- WHAT TO WORK ON -
What is the number of lines in the entries that include the word "title"? Respond with the number only.

- THE RECORDS -
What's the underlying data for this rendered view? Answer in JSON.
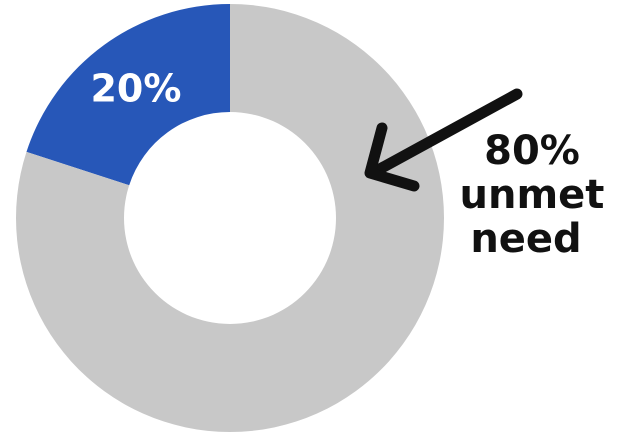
{
  "chart_data": {
    "type": "pie",
    "style": "donut",
    "title": "",
    "slices": [
      {
        "label": "20%",
        "value": 20,
        "color": "#2757B8",
        "show_label": true
      },
      {
        "label": "80%",
        "value": 80,
        "color": "#C8C8C8",
        "show_label": false
      }
    ],
    "annotation": {
      "lines": [
        "80%",
        "unmet",
        "need"
      ],
      "arrow": true,
      "color": "#111111",
      "points_to": "80%"
    },
    "legend": "none"
  }
}
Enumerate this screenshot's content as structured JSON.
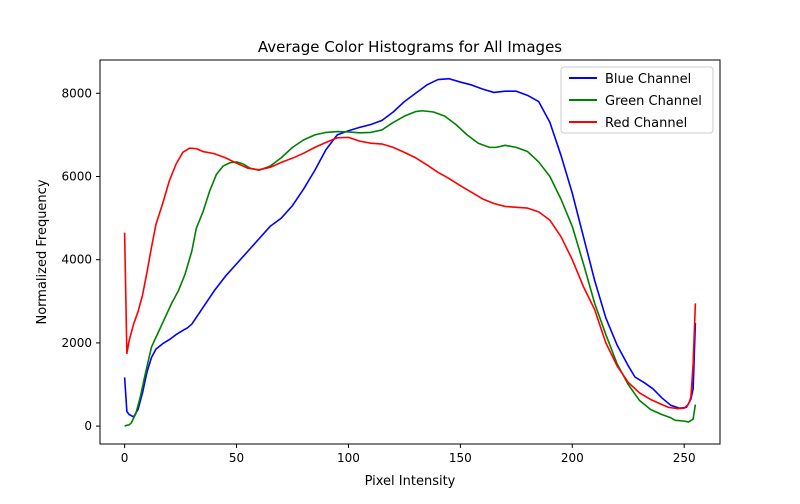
{
  "chart_data": {
    "type": "line",
    "title": "Average Color Histograms for All Images",
    "xlabel": "Pixel Intensity",
    "ylabel": "Normalized Frequency",
    "xlim": [
      -11,
      266
    ],
    "ylim": [
      -430,
      8800
    ],
    "xticks": [
      0,
      50,
      100,
      150,
      200,
      250
    ],
    "yticks": [
      0,
      2000,
      4000,
      6000,
      8000
    ],
    "grid": false,
    "legend_position": "top-right",
    "series": [
      {
        "name": "Blue Channel",
        "color": "#0000ff",
        "points": [
          [
            0,
            1170
          ],
          [
            1,
            350
          ],
          [
            2,
            280
          ],
          [
            4,
            220
          ],
          [
            6,
            400
          ],
          [
            8,
            800
          ],
          [
            10,
            1300
          ],
          [
            12,
            1650
          ],
          [
            14,
            1850
          ],
          [
            17,
            1980
          ],
          [
            20,
            2080
          ],
          [
            23,
            2200
          ],
          [
            26,
            2300
          ],
          [
            28,
            2360
          ],
          [
            30,
            2450
          ],
          [
            35,
            2850
          ],
          [
            40,
            3250
          ],
          [
            45,
            3600
          ],
          [
            50,
            3900
          ],
          [
            55,
            4200
          ],
          [
            60,
            4500
          ],
          [
            65,
            4800
          ],
          [
            70,
            5000
          ],
          [
            75,
            5300
          ],
          [
            80,
            5700
          ],
          [
            85,
            6150
          ],
          [
            90,
            6650
          ],
          [
            95,
            7000
          ],
          [
            100,
            7100
          ],
          [
            105,
            7180
          ],
          [
            110,
            7250
          ],
          [
            115,
            7350
          ],
          [
            120,
            7550
          ],
          [
            125,
            7800
          ],
          [
            130,
            8000
          ],
          [
            135,
            8200
          ],
          [
            140,
            8330
          ],
          [
            145,
            8350
          ],
          [
            150,
            8270
          ],
          [
            155,
            8200
          ],
          [
            160,
            8100
          ],
          [
            165,
            8020
          ],
          [
            170,
            8050
          ],
          [
            175,
            8050
          ],
          [
            180,
            7950
          ],
          [
            185,
            7800
          ],
          [
            190,
            7300
          ],
          [
            195,
            6500
          ],
          [
            200,
            5600
          ],
          [
            205,
            4550
          ],
          [
            210,
            3500
          ],
          [
            215,
            2600
          ],
          [
            220,
            1950
          ],
          [
            225,
            1450
          ],
          [
            228,
            1180
          ],
          [
            232,
            1050
          ],
          [
            236,
            900
          ],
          [
            240,
            680
          ],
          [
            244,
            500
          ],
          [
            248,
            430
          ],
          [
            251,
            450
          ],
          [
            253,
            650
          ],
          [
            254,
            900
          ],
          [
            255,
            2480
          ]
        ]
      },
      {
        "name": "Green Channel",
        "color": "#008000",
        "points": [
          [
            0,
            0
          ],
          [
            1,
            20
          ],
          [
            2,
            30
          ],
          [
            3,
            80
          ],
          [
            5,
            300
          ],
          [
            7,
            700
          ],
          [
            9,
            1200
          ],
          [
            12,
            1900
          ],
          [
            15,
            2250
          ],
          [
            18,
            2600
          ],
          [
            21,
            2950
          ],
          [
            24,
            3250
          ],
          [
            27,
            3650
          ],
          [
            30,
            4200
          ],
          [
            32,
            4750
          ],
          [
            35,
            5150
          ],
          [
            38,
            5650
          ],
          [
            41,
            6050
          ],
          [
            44,
            6250
          ],
          [
            47,
            6330
          ],
          [
            50,
            6350
          ],
          [
            53,
            6300
          ],
          [
            56,
            6200
          ],
          [
            60,
            6150
          ],
          [
            65,
            6250
          ],
          [
            70,
            6450
          ],
          [
            75,
            6700
          ],
          [
            80,
            6880
          ],
          [
            85,
            7000
          ],
          [
            90,
            7060
          ],
          [
            95,
            7080
          ],
          [
            100,
            7070
          ],
          [
            105,
            7050
          ],
          [
            110,
            7060
          ],
          [
            115,
            7120
          ],
          [
            120,
            7300
          ],
          [
            125,
            7450
          ],
          [
            130,
            7560
          ],
          [
            133,
            7580
          ],
          [
            138,
            7550
          ],
          [
            143,
            7450
          ],
          [
            148,
            7250
          ],
          [
            153,
            7000
          ],
          [
            158,
            6800
          ],
          [
            163,
            6700
          ],
          [
            166,
            6700
          ],
          [
            170,
            6750
          ],
          [
            175,
            6700
          ],
          [
            180,
            6600
          ],
          [
            185,
            6350
          ],
          [
            190,
            6000
          ],
          [
            195,
            5450
          ],
          [
            200,
            4800
          ],
          [
            205,
            3900
          ],
          [
            210,
            2950
          ],
          [
            215,
            2200
          ],
          [
            220,
            1500
          ],
          [
            225,
            1000
          ],
          [
            230,
            620
          ],
          [
            235,
            400
          ],
          [
            240,
            280
          ],
          [
            244,
            200
          ],
          [
            246,
            140
          ],
          [
            250,
            120
          ],
          [
            252,
            100
          ],
          [
            254,
            170
          ],
          [
            255,
            520
          ]
        ]
      },
      {
        "name": "Red Channel",
        "color": "#ff0000",
        "points": [
          [
            0,
            4650
          ],
          [
            1,
            1750
          ],
          [
            2,
            2050
          ],
          [
            4,
            2450
          ],
          [
            6,
            2750
          ],
          [
            8,
            3150
          ],
          [
            10,
            3700
          ],
          [
            12,
            4300
          ],
          [
            14,
            4850
          ],
          [
            17,
            5350
          ],
          [
            20,
            5900
          ],
          [
            23,
            6300
          ],
          [
            26,
            6580
          ],
          [
            29,
            6680
          ],
          [
            32,
            6670
          ],
          [
            35,
            6600
          ],
          [
            40,
            6550
          ],
          [
            45,
            6450
          ],
          [
            50,
            6320
          ],
          [
            55,
            6200
          ],
          [
            60,
            6160
          ],
          [
            65,
            6220
          ],
          [
            70,
            6340
          ],
          [
            75,
            6440
          ],
          [
            80,
            6560
          ],
          [
            85,
            6700
          ],
          [
            90,
            6820
          ],
          [
            95,
            6930
          ],
          [
            100,
            6940
          ],
          [
            105,
            6850
          ],
          [
            110,
            6800
          ],
          [
            115,
            6780
          ],
          [
            120,
            6700
          ],
          [
            125,
            6580
          ],
          [
            130,
            6450
          ],
          [
            135,
            6280
          ],
          [
            140,
            6100
          ],
          [
            145,
            5950
          ],
          [
            150,
            5780
          ],
          [
            155,
            5620
          ],
          [
            160,
            5460
          ],
          [
            165,
            5350
          ],
          [
            170,
            5280
          ],
          [
            175,
            5260
          ],
          [
            180,
            5240
          ],
          [
            185,
            5150
          ],
          [
            190,
            4950
          ],
          [
            195,
            4550
          ],
          [
            200,
            4000
          ],
          [
            205,
            3350
          ],
          [
            210,
            2800
          ],
          [
            215,
            2000
          ],
          [
            220,
            1450
          ],
          [
            225,
            1050
          ],
          [
            230,
            800
          ],
          [
            235,
            640
          ],
          [
            240,
            520
          ],
          [
            243,
            450
          ],
          [
            247,
            420
          ],
          [
            250,
            430
          ],
          [
            252,
            530
          ],
          [
            253,
            700
          ],
          [
            254,
            1500
          ],
          [
            255,
            2950
          ]
        ]
      }
    ]
  }
}
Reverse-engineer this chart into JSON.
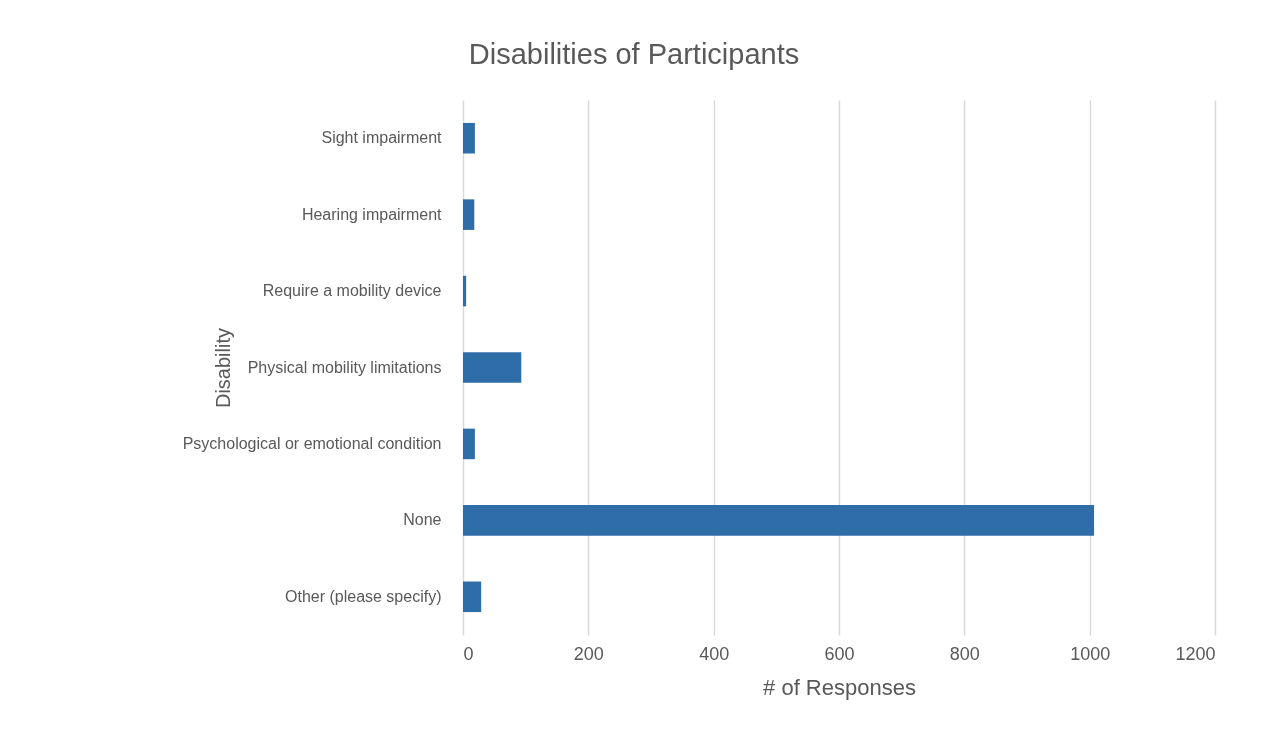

- FULL SOLUTION -
2